Author: Jens Glüsing
Publication: Spiegel
Date: May 28, 2005
URL: http://service.spiegel.de/cache/international/spiegel/0,1518,358223,00.html
Long a bastion of Catholicism, southern
Mexico is quickly turning into a battleground for soul-savers. Islam, too,
is gaining a foothold and the indigenous Mayans are converting by the hundreds.
The Mexican government is worried about a culture clash in their own backyard.
Anastasio Gomez, a Tzotzil Mayan
from Mexico, fondly remembers his pilgrimage to Mecca. He circled around
the Kaaba, the highest sanctuary of Muslims, seven times. At Mount Arafat
he prayed to Allah and then he, together with 15 other Indians, sacrificed
a sheep before boarding the flight back to their Mexican home.
"In Islam, race plays no role,"
the young man says joyously. His enthusiasm is understandable. After all,
in his home state of Chiapas, Mexico's poorest, the indigenous people are
viewed as second class humans, and whites and Mestizos treat the Indian
majority as if they weren't there. In the southern Mexican provincial metropolis
San Cristóbal de las Casas, the descendants of the Maya even have
to move onto the street if a white person approaches them on the sidewalk.

Collected data:

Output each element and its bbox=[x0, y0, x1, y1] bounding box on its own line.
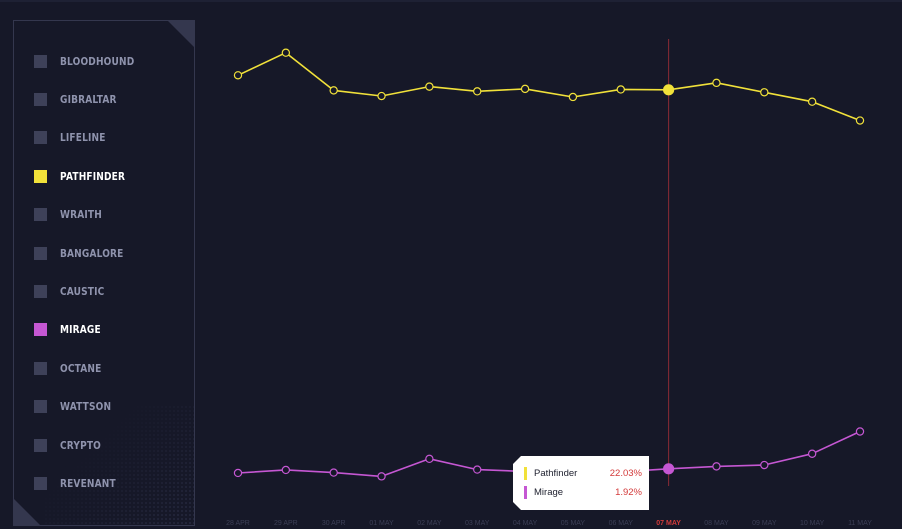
legend-label: MIRAGE bbox=[60, 323, 101, 337]
x-tick-label: 08 MAY bbox=[704, 520, 729, 527]
legend-item-pathfinder[interactable]: PATHFINDER bbox=[34, 168, 139, 184]
tooltip-series-value: 1.92% bbox=[615, 487, 642, 498]
legend-label: REVENANT bbox=[60, 476, 116, 490]
legend-swatch bbox=[34, 54, 47, 68]
legend-item-bangalore[interactable]: BANGALORE bbox=[34, 245, 137, 261]
x-tick-label: 28 APR bbox=[226, 520, 250, 527]
data-point-mirage bbox=[760, 460, 769, 470]
legend-item-octane[interactable]: OCTANE bbox=[34, 360, 111, 376]
data-point-mirage bbox=[425, 454, 434, 464]
tooltip-series-value: 22.03% bbox=[609, 468, 642, 479]
legend-swatch bbox=[34, 92, 47, 106]
legend-label: WATTSON bbox=[60, 400, 112, 414]
legend-item-lifeline[interactable]: LIFELINE bbox=[34, 130, 116, 146]
data-point-pathfinder bbox=[233, 71, 243, 80]
legend-label: PATHFINDER bbox=[60, 169, 126, 183]
legend-item-crypto[interactable]: CRYPTO bbox=[34, 437, 110, 453]
data-point-pathfinder bbox=[568, 92, 578, 102]
top-border bbox=[0, 0, 902, 2]
legend-label: BANGALORE bbox=[60, 246, 124, 260]
legend-item-revenant[interactable]: REVENANT bbox=[34, 475, 128, 491]
legend-label: OCTANE bbox=[60, 361, 102, 375]
data-point-pathfinder bbox=[712, 78, 721, 88]
data-point-mirage bbox=[855, 427, 865, 436]
legend-label: CAUSTIC bbox=[60, 284, 105, 298]
tooltip-series-name: Pathfinder bbox=[534, 468, 578, 479]
legend-swatch bbox=[34, 131, 47, 145]
data-point-pathfinder bbox=[281, 48, 291, 57]
data-point-mirage bbox=[712, 462, 721, 471]
legend-swatch bbox=[34, 438, 47, 452]
legend-swatch bbox=[34, 246, 47, 260]
panel-corner-bottom-left bbox=[13, 498, 41, 526]
legend-swatch bbox=[34, 476, 47, 490]
data-point-pathfinder bbox=[663, 84, 675, 96]
data-point-mirage bbox=[663, 463, 675, 475]
legend-item-wattson[interactable]: WATTSON bbox=[34, 399, 122, 415]
data-point-pathfinder bbox=[425, 82, 434, 91]
data-point-pathfinder bbox=[329, 86, 338, 95]
x-tick-label: 11 MAY bbox=[848, 520, 872, 527]
x-tick-label: 30 APR bbox=[322, 520, 346, 527]
tooltip: Pathfinder 22.03% Mirage 1.92% bbox=[513, 456, 649, 510]
x-tick-label: 09 MAY bbox=[752, 520, 777, 527]
series-line-pathfinder bbox=[237, 51, 861, 122]
legend-label: BLOODHOUND bbox=[60, 54, 135, 68]
legend-swatch bbox=[34, 400, 47, 414]
legend-item-bloodhound[interactable]: BLOODHOUND bbox=[34, 53, 151, 69]
legend-swatch bbox=[34, 169, 47, 183]
x-tick-label: 07 MAY bbox=[656, 520, 681, 527]
legend-item-gibraltar[interactable]: GIBRALTAR bbox=[34, 91, 129, 107]
x-tick-label: 10 MAY bbox=[800, 520, 825, 527]
legend-label: CRYPTO bbox=[60, 438, 102, 452]
legend-item-wraith[interactable]: WRAITH bbox=[34, 207, 111, 223]
tooltip-row-pathfinder: Pathfinder 22.03% bbox=[524, 467, 642, 481]
x-tick-label: 05 MAY bbox=[561, 520, 586, 527]
legend-label: LIFELINE bbox=[60, 131, 106, 145]
legend-swatch bbox=[34, 208, 47, 222]
legend-panel: BLOODHOUND GIBRALTAR LIFELINE PATHFINDER WRA… bbox=[13, 20, 195, 526]
legend-swatch bbox=[34, 361, 47, 375]
data-point-mirage bbox=[233, 468, 243, 478]
x-tick-label: 02 MAY bbox=[417, 520, 442, 527]
data-point-pathfinder bbox=[616, 85, 625, 94]
tooltip-swatch-pathfinder bbox=[524, 467, 527, 480]
data-point-pathfinder bbox=[473, 87, 482, 96]
data-point-pathfinder bbox=[377, 91, 386, 101]
panel-dot-pattern bbox=[44, 405, 194, 525]
x-tick-label: 01 MAY bbox=[369, 520, 394, 527]
x-tick-label: 29 APR bbox=[274, 520, 298, 527]
legend-label: WRAITH bbox=[60, 208, 102, 222]
data-point-mirage bbox=[473, 465, 482, 474]
legend-swatch bbox=[34, 323, 47, 337]
tooltip-swatch-mirage bbox=[524, 486, 527, 499]
data-point-mirage bbox=[377, 472, 386, 481]
x-tick-label: 03 MAY bbox=[465, 520, 490, 527]
legend-item-mirage[interactable]: MIRAGE bbox=[34, 322, 110, 338]
legend-item-caustic[interactable]: CAUSTIC bbox=[34, 283, 114, 299]
panel-corner-top-right bbox=[167, 20, 195, 48]
data-point-pathfinder bbox=[855, 116, 865, 125]
data-point-pathfinder bbox=[520, 84, 530, 94]
legend-swatch bbox=[34, 284, 47, 298]
tooltip-row-mirage: Mirage 1.92% bbox=[524, 486, 642, 500]
x-tick-label: 04 MAY bbox=[513, 520, 538, 527]
data-point-pathfinder bbox=[760, 88, 769, 97]
data-point-pathfinder bbox=[807, 97, 817, 106]
data-point-mirage bbox=[807, 449, 817, 458]
legend-label: GIBRALTAR bbox=[60, 92, 117, 106]
data-point-mirage bbox=[329, 468, 338, 477]
x-tick-label: 06 MAY bbox=[609, 520, 634, 527]
tooltip-series-name: Mirage bbox=[534, 487, 564, 498]
data-point-mirage bbox=[281, 465, 291, 475]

**TASKS TO CARRY OUT**
a: Please transcribe the article on Mayan converts in southern Mexico, everything from "Author: Jens Glüsing" down to "their own backyard.".
b: Give everything in the listing from the line containing "legend-label: MIRAGE bbox=[60, 323, 101, 337]" down to the line containing "legend-swatch bbox=[34, 54, 47, 68]" as a JSON list of strings, one string per line, with blank lines left out.

**SOLUTIONS FOR EACH TASK**
a:
Author: Jens Glüsing
Publication: Spiegel
Date: May 28, 2005
URL: http://service.spiegel.de/cache/international/spiegel/0,1518,358223,00.html
Long a bastion of Catholicism, southern
Mexico is quickly turning into a battleground for soul-savers. Islam, too,
is gaining a foothold and the indigenous Mayans are converting by the hundreds.
The Mexican government is worried about a culture clash in their own backyard.

b:
[
  "legend-label: MIRAGE bbox=[60, 323, 101, 337]",
  "x-tick-label: 08 MAY bbox=[704, 520, 729, 527]",
  "legend-item-pathfinder[interactable]: PATHFINDER bbox=[34, 168, 139, 184]",
  "tooltip-series-value: 1.92% bbox=[615, 487, 642, 498]",
  "legend-label: REVENANT bbox=[60, 476, 116, 490]",
  "legend-swatch bbox=[34, 54, 47, 68]"
]